Reproduce verbatim the records from their first line through the line containing "svg-text:66.00: 66.00 [1522, 618, 1552, 632]", including that line.

Task input
━━━

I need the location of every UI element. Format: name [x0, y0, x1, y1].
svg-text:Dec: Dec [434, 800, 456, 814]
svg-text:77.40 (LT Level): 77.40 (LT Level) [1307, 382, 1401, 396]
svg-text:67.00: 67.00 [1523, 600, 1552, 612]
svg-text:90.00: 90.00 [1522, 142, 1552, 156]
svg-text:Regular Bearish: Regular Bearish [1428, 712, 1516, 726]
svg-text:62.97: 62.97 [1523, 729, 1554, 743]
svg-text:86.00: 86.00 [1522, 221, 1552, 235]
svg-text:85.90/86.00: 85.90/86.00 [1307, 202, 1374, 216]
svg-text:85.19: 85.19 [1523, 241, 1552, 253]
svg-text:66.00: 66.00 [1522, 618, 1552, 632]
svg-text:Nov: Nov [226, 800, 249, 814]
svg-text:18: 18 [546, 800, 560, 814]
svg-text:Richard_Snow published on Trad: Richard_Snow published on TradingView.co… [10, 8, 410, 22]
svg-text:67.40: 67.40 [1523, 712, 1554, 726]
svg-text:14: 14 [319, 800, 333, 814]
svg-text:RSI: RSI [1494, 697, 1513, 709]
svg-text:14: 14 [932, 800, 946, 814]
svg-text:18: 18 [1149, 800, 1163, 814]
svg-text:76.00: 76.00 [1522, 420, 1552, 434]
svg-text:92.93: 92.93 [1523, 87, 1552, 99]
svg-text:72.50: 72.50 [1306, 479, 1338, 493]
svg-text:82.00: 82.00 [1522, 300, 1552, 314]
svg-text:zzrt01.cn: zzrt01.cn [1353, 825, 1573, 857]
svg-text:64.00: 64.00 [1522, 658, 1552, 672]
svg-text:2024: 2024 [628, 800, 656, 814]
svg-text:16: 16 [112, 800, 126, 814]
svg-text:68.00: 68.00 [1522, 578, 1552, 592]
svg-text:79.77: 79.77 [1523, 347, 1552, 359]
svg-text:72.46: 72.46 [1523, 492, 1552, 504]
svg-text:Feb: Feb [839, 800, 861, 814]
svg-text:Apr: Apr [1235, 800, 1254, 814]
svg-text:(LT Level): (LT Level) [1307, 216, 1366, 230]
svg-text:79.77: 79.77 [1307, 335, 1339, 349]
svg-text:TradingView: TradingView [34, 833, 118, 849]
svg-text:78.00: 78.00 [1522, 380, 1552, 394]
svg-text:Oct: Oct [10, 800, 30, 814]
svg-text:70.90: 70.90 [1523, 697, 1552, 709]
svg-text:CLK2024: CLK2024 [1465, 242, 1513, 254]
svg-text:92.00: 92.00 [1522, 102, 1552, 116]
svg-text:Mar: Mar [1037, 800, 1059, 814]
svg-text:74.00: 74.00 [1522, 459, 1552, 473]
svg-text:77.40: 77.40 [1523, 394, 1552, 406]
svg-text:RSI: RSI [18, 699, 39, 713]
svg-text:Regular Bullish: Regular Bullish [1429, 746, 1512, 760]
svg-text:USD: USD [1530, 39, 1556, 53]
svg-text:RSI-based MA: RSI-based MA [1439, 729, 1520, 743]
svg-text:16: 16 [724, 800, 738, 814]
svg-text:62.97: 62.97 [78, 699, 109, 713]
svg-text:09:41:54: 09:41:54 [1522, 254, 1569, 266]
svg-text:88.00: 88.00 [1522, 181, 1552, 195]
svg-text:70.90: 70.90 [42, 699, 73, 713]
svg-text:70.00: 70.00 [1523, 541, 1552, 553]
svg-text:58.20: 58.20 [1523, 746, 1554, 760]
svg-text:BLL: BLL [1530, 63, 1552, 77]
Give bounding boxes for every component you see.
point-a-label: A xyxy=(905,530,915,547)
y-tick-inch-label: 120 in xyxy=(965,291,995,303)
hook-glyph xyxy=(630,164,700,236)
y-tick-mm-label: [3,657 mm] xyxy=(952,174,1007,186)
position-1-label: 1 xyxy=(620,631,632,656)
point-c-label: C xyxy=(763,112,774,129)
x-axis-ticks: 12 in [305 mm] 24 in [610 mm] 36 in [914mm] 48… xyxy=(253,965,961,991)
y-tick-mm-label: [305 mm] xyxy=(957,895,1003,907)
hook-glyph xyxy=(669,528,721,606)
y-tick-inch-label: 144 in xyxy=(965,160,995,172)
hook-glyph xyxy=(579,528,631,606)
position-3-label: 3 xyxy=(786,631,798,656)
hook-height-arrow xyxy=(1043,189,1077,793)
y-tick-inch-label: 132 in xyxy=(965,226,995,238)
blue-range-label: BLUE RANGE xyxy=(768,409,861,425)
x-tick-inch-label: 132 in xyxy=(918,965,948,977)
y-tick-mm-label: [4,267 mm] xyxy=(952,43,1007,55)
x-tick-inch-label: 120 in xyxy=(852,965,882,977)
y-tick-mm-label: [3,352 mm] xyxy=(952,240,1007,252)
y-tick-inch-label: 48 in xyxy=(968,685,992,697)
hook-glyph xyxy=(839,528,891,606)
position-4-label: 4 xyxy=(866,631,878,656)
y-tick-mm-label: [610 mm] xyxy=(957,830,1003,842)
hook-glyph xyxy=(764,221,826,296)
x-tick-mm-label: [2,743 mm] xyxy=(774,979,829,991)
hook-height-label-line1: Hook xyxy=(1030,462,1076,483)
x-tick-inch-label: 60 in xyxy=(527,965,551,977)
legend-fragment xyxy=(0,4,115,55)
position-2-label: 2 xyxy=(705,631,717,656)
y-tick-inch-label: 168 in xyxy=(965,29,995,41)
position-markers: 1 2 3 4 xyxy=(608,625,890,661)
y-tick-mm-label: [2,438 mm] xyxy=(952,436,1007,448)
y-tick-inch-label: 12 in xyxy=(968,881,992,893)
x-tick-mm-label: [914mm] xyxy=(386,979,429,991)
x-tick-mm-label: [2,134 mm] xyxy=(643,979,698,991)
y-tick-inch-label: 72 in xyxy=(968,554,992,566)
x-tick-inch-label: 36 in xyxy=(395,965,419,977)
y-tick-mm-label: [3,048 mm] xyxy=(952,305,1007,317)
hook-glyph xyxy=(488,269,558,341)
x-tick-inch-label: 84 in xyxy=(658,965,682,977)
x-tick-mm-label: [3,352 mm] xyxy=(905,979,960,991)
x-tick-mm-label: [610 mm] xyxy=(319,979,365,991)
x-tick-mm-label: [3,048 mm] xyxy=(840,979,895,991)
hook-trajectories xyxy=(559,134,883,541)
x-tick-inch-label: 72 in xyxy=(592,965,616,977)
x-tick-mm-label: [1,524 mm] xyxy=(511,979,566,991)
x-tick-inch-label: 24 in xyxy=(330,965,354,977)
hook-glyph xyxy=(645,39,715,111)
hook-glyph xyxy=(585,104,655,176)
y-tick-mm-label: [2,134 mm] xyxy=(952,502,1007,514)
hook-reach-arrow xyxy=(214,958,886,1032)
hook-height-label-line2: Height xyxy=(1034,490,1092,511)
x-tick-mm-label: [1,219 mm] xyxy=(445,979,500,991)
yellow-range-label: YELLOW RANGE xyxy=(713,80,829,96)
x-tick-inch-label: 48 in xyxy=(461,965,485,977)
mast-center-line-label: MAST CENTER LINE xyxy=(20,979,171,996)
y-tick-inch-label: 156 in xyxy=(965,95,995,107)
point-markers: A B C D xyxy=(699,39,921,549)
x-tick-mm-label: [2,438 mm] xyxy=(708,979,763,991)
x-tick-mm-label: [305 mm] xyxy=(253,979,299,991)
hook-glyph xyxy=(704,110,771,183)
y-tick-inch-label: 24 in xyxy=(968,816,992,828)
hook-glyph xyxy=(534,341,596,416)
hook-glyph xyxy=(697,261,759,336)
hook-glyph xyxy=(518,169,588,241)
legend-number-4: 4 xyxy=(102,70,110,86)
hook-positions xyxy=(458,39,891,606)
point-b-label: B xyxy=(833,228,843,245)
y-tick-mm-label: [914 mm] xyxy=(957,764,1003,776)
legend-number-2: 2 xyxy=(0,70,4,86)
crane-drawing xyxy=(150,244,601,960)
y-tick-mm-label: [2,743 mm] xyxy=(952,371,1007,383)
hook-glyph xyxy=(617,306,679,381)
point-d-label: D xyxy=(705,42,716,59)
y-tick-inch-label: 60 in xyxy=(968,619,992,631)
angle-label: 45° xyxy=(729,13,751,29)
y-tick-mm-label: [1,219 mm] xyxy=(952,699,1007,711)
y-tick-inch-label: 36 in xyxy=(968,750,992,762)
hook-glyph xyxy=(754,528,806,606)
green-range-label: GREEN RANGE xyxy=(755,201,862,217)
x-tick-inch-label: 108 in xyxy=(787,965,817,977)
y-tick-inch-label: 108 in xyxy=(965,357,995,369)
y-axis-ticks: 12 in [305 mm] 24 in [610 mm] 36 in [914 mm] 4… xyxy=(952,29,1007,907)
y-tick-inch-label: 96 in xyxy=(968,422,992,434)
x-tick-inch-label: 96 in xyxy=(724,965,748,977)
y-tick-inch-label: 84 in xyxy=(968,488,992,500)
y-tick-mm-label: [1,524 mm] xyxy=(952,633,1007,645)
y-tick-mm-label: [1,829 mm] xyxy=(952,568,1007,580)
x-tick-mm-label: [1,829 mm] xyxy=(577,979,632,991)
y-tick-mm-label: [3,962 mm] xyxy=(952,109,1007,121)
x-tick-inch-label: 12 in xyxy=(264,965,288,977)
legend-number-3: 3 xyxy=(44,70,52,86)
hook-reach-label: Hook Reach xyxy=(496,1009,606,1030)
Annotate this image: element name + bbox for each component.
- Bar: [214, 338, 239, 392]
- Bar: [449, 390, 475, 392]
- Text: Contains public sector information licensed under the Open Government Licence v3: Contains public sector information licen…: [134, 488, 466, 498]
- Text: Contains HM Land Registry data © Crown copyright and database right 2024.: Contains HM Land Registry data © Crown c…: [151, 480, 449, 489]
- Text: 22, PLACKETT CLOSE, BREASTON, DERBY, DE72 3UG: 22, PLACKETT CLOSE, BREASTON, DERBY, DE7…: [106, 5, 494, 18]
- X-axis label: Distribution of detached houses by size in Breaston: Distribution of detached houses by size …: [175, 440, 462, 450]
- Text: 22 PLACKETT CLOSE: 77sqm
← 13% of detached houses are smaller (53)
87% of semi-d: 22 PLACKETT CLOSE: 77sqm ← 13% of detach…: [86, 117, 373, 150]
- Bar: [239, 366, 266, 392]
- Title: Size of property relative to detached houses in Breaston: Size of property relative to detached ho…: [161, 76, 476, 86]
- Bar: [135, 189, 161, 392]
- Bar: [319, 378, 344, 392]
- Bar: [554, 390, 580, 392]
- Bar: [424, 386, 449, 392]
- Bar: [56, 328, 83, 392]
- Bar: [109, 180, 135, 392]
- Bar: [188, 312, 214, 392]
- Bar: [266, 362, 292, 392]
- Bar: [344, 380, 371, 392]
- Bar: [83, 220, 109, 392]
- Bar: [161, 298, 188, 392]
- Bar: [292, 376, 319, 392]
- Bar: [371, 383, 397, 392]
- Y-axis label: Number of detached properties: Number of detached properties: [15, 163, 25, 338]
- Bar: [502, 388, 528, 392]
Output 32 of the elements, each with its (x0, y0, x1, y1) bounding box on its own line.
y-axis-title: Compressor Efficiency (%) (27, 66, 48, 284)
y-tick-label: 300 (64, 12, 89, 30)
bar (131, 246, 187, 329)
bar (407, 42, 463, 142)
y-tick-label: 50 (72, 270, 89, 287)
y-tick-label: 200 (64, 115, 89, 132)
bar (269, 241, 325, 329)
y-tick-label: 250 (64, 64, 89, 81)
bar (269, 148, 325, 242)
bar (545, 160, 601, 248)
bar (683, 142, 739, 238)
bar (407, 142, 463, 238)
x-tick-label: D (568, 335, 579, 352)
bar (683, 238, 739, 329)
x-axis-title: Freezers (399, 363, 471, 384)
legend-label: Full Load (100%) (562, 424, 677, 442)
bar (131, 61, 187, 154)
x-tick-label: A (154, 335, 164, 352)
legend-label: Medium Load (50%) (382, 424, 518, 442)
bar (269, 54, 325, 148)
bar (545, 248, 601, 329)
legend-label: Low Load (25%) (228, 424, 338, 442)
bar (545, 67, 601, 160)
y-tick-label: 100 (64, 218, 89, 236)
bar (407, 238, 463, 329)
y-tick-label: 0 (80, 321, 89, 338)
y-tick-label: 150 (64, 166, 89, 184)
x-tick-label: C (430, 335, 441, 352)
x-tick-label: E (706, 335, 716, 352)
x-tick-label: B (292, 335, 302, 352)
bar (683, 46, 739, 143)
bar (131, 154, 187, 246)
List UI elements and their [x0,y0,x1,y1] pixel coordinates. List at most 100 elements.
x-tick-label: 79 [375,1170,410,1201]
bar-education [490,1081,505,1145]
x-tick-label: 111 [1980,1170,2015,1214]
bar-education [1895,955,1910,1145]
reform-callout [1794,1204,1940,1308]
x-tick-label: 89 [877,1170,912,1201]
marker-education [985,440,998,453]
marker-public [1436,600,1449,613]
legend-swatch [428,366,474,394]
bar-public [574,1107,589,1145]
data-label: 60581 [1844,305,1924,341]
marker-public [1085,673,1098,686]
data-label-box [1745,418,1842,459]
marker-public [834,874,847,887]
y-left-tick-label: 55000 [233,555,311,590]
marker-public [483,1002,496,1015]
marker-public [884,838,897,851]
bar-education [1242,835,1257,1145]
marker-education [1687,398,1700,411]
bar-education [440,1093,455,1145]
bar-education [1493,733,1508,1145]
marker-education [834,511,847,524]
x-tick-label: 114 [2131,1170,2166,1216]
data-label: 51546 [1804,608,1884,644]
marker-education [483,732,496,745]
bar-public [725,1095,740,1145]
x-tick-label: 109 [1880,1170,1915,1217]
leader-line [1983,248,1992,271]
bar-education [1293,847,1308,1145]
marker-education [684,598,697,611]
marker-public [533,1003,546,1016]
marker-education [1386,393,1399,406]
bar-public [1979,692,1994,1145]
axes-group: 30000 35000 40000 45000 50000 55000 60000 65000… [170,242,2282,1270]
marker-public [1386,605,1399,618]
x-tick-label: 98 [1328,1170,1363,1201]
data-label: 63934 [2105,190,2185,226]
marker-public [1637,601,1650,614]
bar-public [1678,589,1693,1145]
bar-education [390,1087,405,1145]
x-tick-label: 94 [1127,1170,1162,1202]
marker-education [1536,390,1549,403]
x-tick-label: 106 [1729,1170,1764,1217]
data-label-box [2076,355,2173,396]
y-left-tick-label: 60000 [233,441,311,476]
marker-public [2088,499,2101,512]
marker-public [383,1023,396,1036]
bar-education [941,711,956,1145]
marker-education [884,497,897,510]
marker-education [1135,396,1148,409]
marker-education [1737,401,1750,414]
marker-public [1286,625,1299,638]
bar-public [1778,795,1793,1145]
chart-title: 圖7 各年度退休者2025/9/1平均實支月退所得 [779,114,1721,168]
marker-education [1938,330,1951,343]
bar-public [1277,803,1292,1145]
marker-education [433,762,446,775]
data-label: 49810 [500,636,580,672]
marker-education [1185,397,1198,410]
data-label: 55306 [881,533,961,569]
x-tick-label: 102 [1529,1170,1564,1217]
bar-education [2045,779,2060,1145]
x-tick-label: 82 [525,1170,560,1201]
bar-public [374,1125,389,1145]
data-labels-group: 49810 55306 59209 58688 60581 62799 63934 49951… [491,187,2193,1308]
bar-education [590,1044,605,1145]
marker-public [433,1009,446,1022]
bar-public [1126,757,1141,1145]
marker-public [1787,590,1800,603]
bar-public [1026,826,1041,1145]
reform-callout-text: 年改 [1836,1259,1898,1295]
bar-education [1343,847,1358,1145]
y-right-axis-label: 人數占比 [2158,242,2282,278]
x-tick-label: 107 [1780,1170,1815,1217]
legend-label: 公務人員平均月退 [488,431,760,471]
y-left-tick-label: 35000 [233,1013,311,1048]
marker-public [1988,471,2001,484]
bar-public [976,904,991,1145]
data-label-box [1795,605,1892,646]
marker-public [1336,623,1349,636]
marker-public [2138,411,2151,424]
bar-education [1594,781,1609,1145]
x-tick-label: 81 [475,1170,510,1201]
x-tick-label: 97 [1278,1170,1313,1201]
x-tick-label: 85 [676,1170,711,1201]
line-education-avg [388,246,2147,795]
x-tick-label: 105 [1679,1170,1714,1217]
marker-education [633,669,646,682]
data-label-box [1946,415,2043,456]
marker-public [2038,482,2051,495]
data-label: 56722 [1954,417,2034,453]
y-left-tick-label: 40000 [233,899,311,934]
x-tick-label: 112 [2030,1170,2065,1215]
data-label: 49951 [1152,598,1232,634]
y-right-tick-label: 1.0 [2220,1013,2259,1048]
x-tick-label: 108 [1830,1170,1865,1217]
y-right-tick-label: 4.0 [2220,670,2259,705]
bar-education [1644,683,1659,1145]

━━━

Reply
I need the location of every UI element. Format: name [x0, y0, x1, y1].
svg-text:Dec: Dec [434, 800, 456, 814]
svg-text:77.40 (LT Level): 77.40 (LT Level) [1307, 382, 1401, 396]
svg-text:67.00: 67.00 [1523, 600, 1552, 612]
svg-text:90.00: 90.00 [1522, 142, 1552, 156]
svg-text:Regular Bearish: Regular Bearish [1428, 712, 1516, 726]
svg-text:62.97: 62.97 [1523, 729, 1554, 743]
svg-text:86.00: 86.00 [1522, 221, 1552, 235]
svg-text:85.90/86.00: 85.90/86.00 [1307, 202, 1374, 216]
svg-text:85.19: 85.19 [1523, 241, 1552, 253]
svg-text:66.00: 66.00 [1522, 618, 1552, 632]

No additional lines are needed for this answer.